-- Exercise aim --
Extract every line of the material that holds the string "Австрия".

-- START OF Available records --

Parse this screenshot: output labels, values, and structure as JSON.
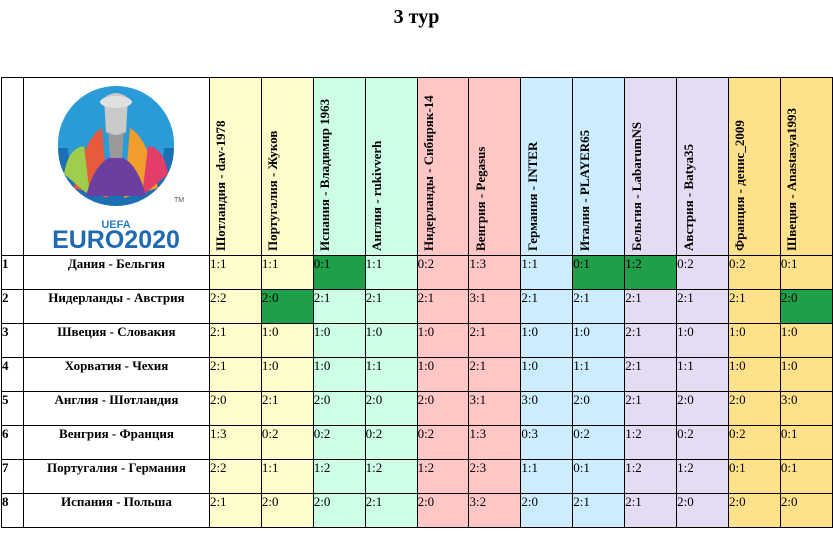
{
  "page": {
    "title": "3 тур"
  },
  "logo": {
    "uefa": "UEFA",
    "euro": "EURO2020",
    "tm": "TM"
  },
  "players": [
    "Шотландия - dav-1978",
    "Португалия - Жуков",
    "Испания - Владимир 1963",
    "Англия - rukivverh",
    "Нидерланды - Сибиряк-14",
    "Венгрия - Pegasus",
    "Германия - INTER",
    "Италия - PLAYER65",
    "Бельгия - LabarumNS",
    "Австрия - Batya35",
    "Франция - денис_2009",
    "Швеция - Anastasya1993"
  ],
  "rows": [
    {
      "num": "1",
      "match": "Дания - Бельгия",
      "scores": [
        "1:1",
        "1:1",
        "0:1",
        "1:1",
        "0:2",
        "1:3",
        "1:1",
        "0:1",
        "1:2",
        "0:2",
        "0:2",
        "0:1"
      ]
    },
    {
      "num": "2",
      "match": "Нидерланды - Австрия",
      "scores": [
        "2:2",
        "2:0",
        "2:1",
        "2:1",
        "2:1",
        "3:1",
        "2:1",
        "2:1",
        "2:1",
        "2:1",
        "2:1",
        "2:0"
      ]
    },
    {
      "num": "3",
      "match": "Швеция - Словакия",
      "scores": [
        "2:1",
        "1:0",
        "1:0",
        "1:0",
        "1:0",
        "2:1",
        "1:0",
        "1:0",
        "2:1",
        "1:0",
        "1:0",
        "1:0"
      ]
    },
    {
      "num": "4",
      "match": "Хорватия - Чехия",
      "scores": [
        "2:1",
        "1:0",
        "1:0",
        "1:1",
        "1:0",
        "2:1",
        "1:0",
        "1:1",
        "2:1",
        "1:1",
        "1:0",
        "1:0"
      ]
    },
    {
      "num": "5",
      "match": "Англия - Шотландия",
      "scores": [
        "2:0",
        "2:1",
        "2:0",
        "2:0",
        "2:0",
        "3:1",
        "3:0",
        "2:0",
        "2:1",
        "2:0",
        "2:0",
        "3:0"
      ]
    },
    {
      "num": "6",
      "match": "Венгрия - Франция",
      "scores": [
        "1:3",
        "0:2",
        "0:2",
        "0:2",
        "0:2",
        "1:3",
        "0:3",
        "0:2",
        "1:2",
        "0:2",
        "0:2",
        "0:1"
      ]
    },
    {
      "num": "7",
      "match": "Португалия - Германия",
      "scores": [
        "2:2",
        "1:1",
        "1:2",
        "1:2",
        "1:2",
        "2:3",
        "1:1",
        "0:1",
        "1:2",
        "1:2",
        "0:1",
        "0:1"
      ]
    },
    {
      "num": "8",
      "match": "Испания - Польша",
      "scores": [
        "2:1",
        "2:0",
        "2:0",
        "2:1",
        "2:0",
        "3:2",
        "2:0",
        "2:1",
        "2:1",
        "2:0",
        "2:0",
        "2:0"
      ]
    }
  ],
  "column_colors": [
    "c1",
    "c1",
    "c2",
    "c2",
    "c3",
    "c3",
    "c4",
    "c4",
    "c5",
    "c5",
    "c6",
    "c6"
  ],
  "highlighted_cells": [
    {
      "row": 0,
      "col": 2,
      "color": "#1e9f48"
    },
    {
      "row": 0,
      "col": 7,
      "color": "#1e9f48"
    },
    {
      "row": 0,
      "col": 8,
      "color": "#1e9f48"
    },
    {
      "row": 1,
      "col": 1,
      "color": "#1e9f48"
    },
    {
      "row": 1,
      "col": 11,
      "color": "#1e9f48"
    }
  ]
}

-- END OF Available records --

-- Answer to the task --
    "Австрия - Batya35",
      "match": "Нидерланды - Австрия",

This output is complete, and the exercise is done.